▶ [WHAT NEEDS TO BE DONE]:
Reproduce the listing below exactly. Pictures do not belong in the copy.

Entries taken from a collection
┌────────

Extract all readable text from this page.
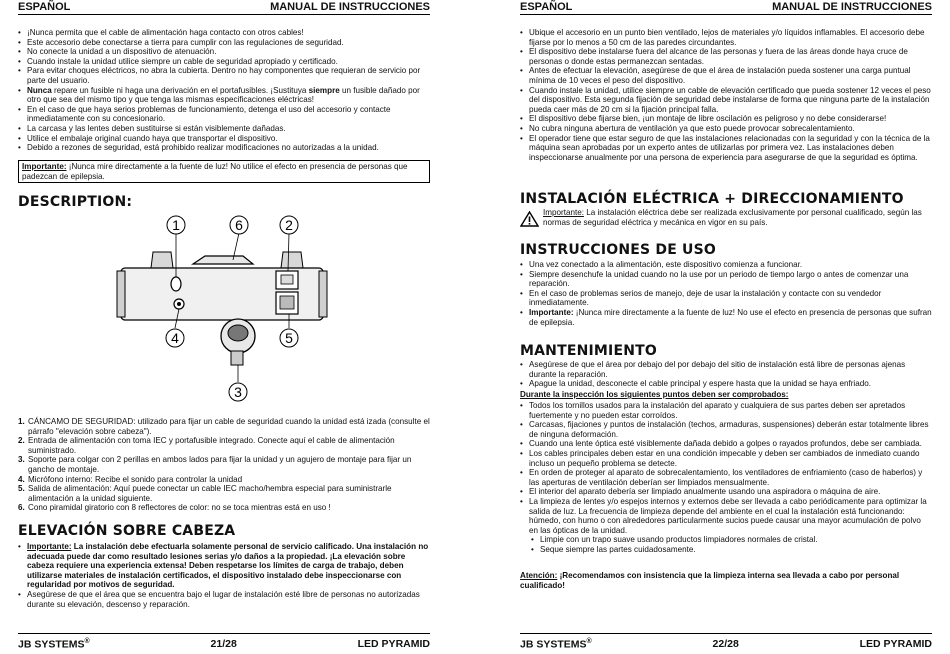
ESPAÑOL	MANUAL DE INSTRUCCIONES
• ¡Nunca permita que el cable de alimentación haga contacto con otros cables!
• Este accesorio debe conectarse a tierra para cumplir con las regulaciones de seguridad.
• No conecte la unidad a un dispositivo de atenuación.
• Cuando instale la unidad utilice siempre un cable de seguridad apropiado y certificado.
• Para evitar choques eléctricos, no abra la cubierta. Dentro no hay componentes que requieran de servicio por parte del usuario.
• Nunca repare un fusible ni haga una derivación en el portafusibles. ¡Sustituya siempre un fusible dañado por otro que sea del mismo tipo y que tenga las mismas especificaciones eléctricas!
• En el caso de que haya serios problemas de funcionamiento, detenga el uso del accesorio y contacte inmediatamente con su concesionario.
• La carcasa y las lentes deben sustituirse si están visiblemente dañadas.
• Utilice el embalaje original cuando haya que transportar el dispositivo.
• Debido a rezones de seguridad, está prohibido realizar modificaciones no autorizadas a la unidad.
Importante: ¡Nunca mire directamente a la fuente de luz! No utilice el efecto en presencia de personas que padezcan de epilepsia.
DESCRIPTION:
1	6	2
4	5
3
1. CÁNCAMO DE SEGURIDAD: utilizado para fijar un cable de seguridad cuando la unidad está izada (consulte el párrafo "elevación sobre cabeza").
2. Entrada de alimentación con toma IEC y portafusible integrado. Conecte aquí el cable de alimentación suministrado.
3. Soporte para colgar con 2 perillas en ambos lados para fijar la unidad y un agujero de montaje para fijar un gancho de montaje.
4. Micrófono interno: Recibe el sonido para controlar la unidad
5. Salida de alimentación: Aquí puede conectar un cable IEC macho/hembra especial para suministrarle alimentación a la unidad siguiente.
6. Cono piramidal giratorio con 8 reflectores de color: no se toca mientras está en uso !
ELEVACIÓN SOBRE CABEZA
• Importante: La instalación debe efectuarla solamente personal de servicio calificado. Una instalación no adecuada puede dar como resultado lesiones serias y/o daños a la propiedad. ¡La elevación sobre cabeza requiere una experiencia extensa! Deben respetarse los límites de carga de trabajo, deben utilizarse materiales de instalación certificados, el dispositivo instalado debe inspeccionarse con regularidad por motivos de seguridad.
• Asegúrese de que el área que se encuentra bajo el lugar de instalación esté libre de personas no autorizadas durante su elevación, descenso y reparación.
JB SYSTEMS®	21/28	LED PYRAMID
ESPAÑOL	MANUAL DE INSTRUCCIONES
• Ubique el accesorio en un punto bien ventilado, lejos de materiales y/o líquidos inflamables. El accesorio debe fijarse por lo menos a 50 cm de las paredes circundantes.
• El dispositivo debe instalarse fuera del alcance de las personas y fuera de las áreas donde haya cruce de personas o donde estas permanezcan sentadas.
• Antes de efectuar la elevación, asegúrese de que el área de instalación pueda sostener una carga puntual mínima de 10 veces el peso del dispositivo.
• Cuando instale la unidad, utilice siempre un cable de elevación certificado que pueda sostener 12 veces el peso del dispositivo. Esta segunda fijación de seguridad debe instalarse de forma que ninguna parte de la instalación pueda caer más de 20 cm si la fijación principal falla.
• El dispositivo debe fijarse bien, ¡un montaje de libre oscilación es peligroso y no debe considerarse!
• No cubra ninguna abertura de ventilación ya que esto puede provocar sobrecalentamiento.
• El operador tiene que estar seguro de que las instalaciones relacionadas con la seguridad y con la técnica de la máquina sean aprobadas por un experto antes de utilizarlas por primera vez. Las instalaciones deben inspeccionarse anualmente por una persona de experiencia para asegurarse de que la seguridad es óptima.
INSTALACIÓN ELÉCTRICA + DIRECCIONAMIENTO
Importante: La instalación eléctrica debe ser realizada exclusivamente por personal cualificado, según las normas de seguridad eléctrica y mecánica en vigor en su país.
INSTRUCCIONES DE USO
• Una vez conectado a la alimentación, este dispositivo comienza a funcionar.
• Siempre desenchufe la unidad cuando no la use por un periodo de tiempo largo o antes de comenzar una reparación.
• En el caso de problemas serios de manejo, deje de usar la instalación y contacte con su vendedor inmediatamente.
• Importante: ¡Nunca mire directamente a la fuente de luz! No use el efecto en presencia de personas que sufran de epilepsia.
MANTENIMIENTO
• Asegúrese de que el área por debajo del por debajo del sitio de instalación está libre de personas ajenas durante la reparación.
• Apague la unidad, desconecte el cable principal y espere hasta que la unidad se haya enfriado.
Durante la inspección los siguientes puntos deben ser comprobados:
• Todos los tornillos usados para la instalación del aparato y cualquiera de sus partes deben ser apretados fuertemente y no pueden estar corroídos.
• Carcasas, fijaciones y puntos de instalación (techos, armaduras, suspensiones) deberán estar totalmente libres de ninguna deformación.
• Cuando una lente óptica esté visiblemente dañada debido a golpes o rayados profundos, debe ser cambiada.
• Los cables principales deben estar en una condición impecable y deben ser cambiados de inmediato cuando incluso un pequeño problema se detecte.
• En orden de proteger al aparato de sobrecalentamiento, los ventiladores de enfriamiento (caso de haberlos) y las aperturas de ventilación deberían ser limpiados mensualmente.
• El interior del aparato debería ser limpiado anualmente usando una aspiradora o máquina de aire.
• La limpieza de lentes y/o espejos internos y externos debe ser llevada a cabo periódicamente para optimizar la salida de luz. La frecuencia de limpieza depende del ambiente en el cual la instalación está funcionando: húmedo, con humo o con alrededores particularmente sucios puede causar una mayor acumulación de polvo en las ópticas de la unidad.
• Limpie con un trapo suave usando productos limpiadores normales de cristal.
• Seque siempre las partes cuidadosamente.
Atención: ¡Recomendamos con insistencia que la limpieza interna sea llevada a cabo por personal cualificado!
JB SYSTEMS®	22/28	LED PYRAMID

└────────

▶ [WRITTEN RESPONSE]:
Extract all readable text from this page.
ESPAÑOL	MANUAL DE INSTRUCCIONES
• ¡Nunca permita que el cable de alimentación haga contacto con otros cables!
• Este accesorio debe conectarse a tierra para cumplir con las regulaciones de seguridad.
• No conecte la unidad a un dispositivo de atenuación.
• Cuando instale la unidad utilice siempre un cable de seguridad apropiado y certificado.
• Para evitar choques eléctricos, no abra la cubierta. Dentro no hay componentes que requieran de servicio por parte del usuario.
• Nunca repare un fusible ni haga una derivación en el portafusibles. ¡Sustituya siempre un fusible dañado por otro que sea del mismo tipo y que tenga las mismas especificaciones eléctricas!
• En el caso de que haya serios problemas de funcionamiento, detenga el uso del accesorio y contacte inmediatamente con su concesionario.
• La carcasa y las lentes deben sustituirse si están visiblemente dañadas.
• Utilice el embalaje original cuando haya que transportar el dispositivo.
• Debido a rezones de seguridad, está prohibido realizar modificaciones no autorizadas a la unidad.
Importante: ¡Nunca mire directamente a la fuente de luz! No utilice el efecto en presencia de personas que padezcan de epilepsia.
DESCRIPTION:
1	6	2
4	5
3
1. CÁNCAMO DE SEGURIDAD: utilizado para fijar un cable de seguridad cuando la unidad está izada (consulte el párrafo "elevación sobre cabeza").
2. Entrada de alimentación con toma IEC y portafusible integrado. Conecte aquí el cable de alimentación suministrado.
3. Soporte para colgar con 2 perillas en ambos lados para fijar la unidad y un agujero de montaje para fijar un gancho de montaje.
4. Micrófono interno: Recibe el sonido para controlar la unidad
5. Salida de alimentación: Aquí puede conectar un cable IEC macho/hembra especial para suministrarle alimentación a la unidad siguiente.
6. Cono piramidal giratorio con 8 reflectores de color: no se toca mientras está en uso !
ELEVACIÓN SOBRE CABEZA
• Importante: La instalación debe efectuarla solamente personal de servicio calificado. Una instalación no adecuada puede dar como resultado lesiones serias y/o daños a la propiedad. ¡La elevación sobre cabeza requiere una experiencia extensa! Deben respetarse los límites de carga de trabajo, deben utilizarse materiales de instalación certificados, el dispositivo instalado debe inspeccionarse con regularidad por motivos de seguridad.
• Asegúrese de que el área que se encuentra bajo el lugar de instalación esté libre de personas no autorizadas durante su elevación, descenso y reparación.
JB SYSTEMS®	21/28	LED PYRAMID
ESPAÑOL	MANUAL DE INSTRUCCIONES
• Ubique el accesorio en un punto bien ventilado, lejos de materiales y/o líquidos inflamables. El accesorio debe fijarse por lo menos a 50 cm de las paredes circundantes.
• El dispositivo debe instalarse fuera del alcance de las personas y fuera de las áreas donde haya cruce de personas o donde estas permanezcan sentadas.
• Antes de efectuar la elevación, asegúrese de que el área de instalación pueda sostener una carga puntual mínima de 10 veces el peso del dispositivo.
• Cuando instale la unidad, utilice siempre un cable de elevación certificado que pueda sostener 12 veces el peso del dispositivo. Esta segunda fijación de seguridad debe instalarse de forma que ninguna parte de la instalación pueda caer más de 20 cm si la fijación principal falla.
• El dispositivo debe fijarse bien, ¡un montaje de libre oscilación es peligroso y no debe considerarse!
• No cubra ninguna abertura de ventilación ya que esto puede provocar sobrecalentamiento.
• El operador tiene que estar seguro de que las instalaciones relacionadas con la seguridad y con la técnica de la máquina sean aprobadas por un experto antes de utilizarlas por primera vez. Las instalaciones deben inspeccionarse anualmente por una persona de experiencia para asegurarse de que la seguridad es óptima.
INSTALACIÓN ELÉCTRICA + DIRECCIONAMIENTO
Importante: La instalación eléctrica debe ser realizada exclusivamente por personal cualificado, según las normas de seguridad eléctrica y mecánica en vigor en su país.
INSTRUCCIONES DE USO
• Una vez conectado a la alimentación, este dispositivo comienza a funcionar.
• Siempre desenchufe la unidad cuando no la use por un periodo de tiempo largo o antes de comenzar una reparación.
• En el caso de problemas serios de manejo, deje de usar la instalación y contacte con su vendedor inmediatamente.
• Importante: ¡Nunca mire directamente a la fuente de luz! No use el efecto en presencia de personas que sufran de epilepsia.
MANTENIMIENTO
• Asegúrese de que el área por debajo del por debajo del sitio de instalación está libre de personas ajenas durante la reparación.
• Apague la unidad, desconecte el cable principal y espere hasta que la unidad se haya enfriado.
Durante la inspección los siguientes puntos deben ser comprobados:
• Todos los tornillos usados para la instalación del aparato y cualquiera de sus partes deben ser apretados fuertemente y no pueden estar corroídos.
• Carcasas, fijaciones y puntos de instalación (techos, armaduras, suspensiones) deberán estar totalmente libres de ninguna deformación.
• Cuando una lente óptica esté visiblemente dañada debido a golpes o rayados profundos, debe ser cambiada.
• Los cables principales deben estar en una condición impecable y deben ser cambiados de inmediato cuando incluso un pequeño problema se detecte.
• En orden de proteger al aparato de sobrecalentamiento, los ventiladores de enfriamiento (caso de haberlos) y las aperturas de ventilación deberían ser limpiados mensualmente.
• El interior del aparato debería ser limpiado anualmente usando una aspiradora o máquina de aire.
• La limpieza de lentes y/o espejos internos y externos debe ser llevada a cabo periódicamente para optimizar la salida de luz. La frecuencia de limpieza depende del ambiente en el cual la instalación está funcionando: húmedo, con humo o con alrededores particularmente sucios puede causar una mayor acumulación de polvo en las ópticas de la unidad.
• Limpie con un trapo suave usando productos limpiadores normales de cristal.
• Seque siempre las partes cuidadosamente.
Atención: ¡Recomendamos con insistencia que la limpieza interna sea llevada a cabo por personal cualificado!
JB SYSTEMS®	22/28	LED PYRAMID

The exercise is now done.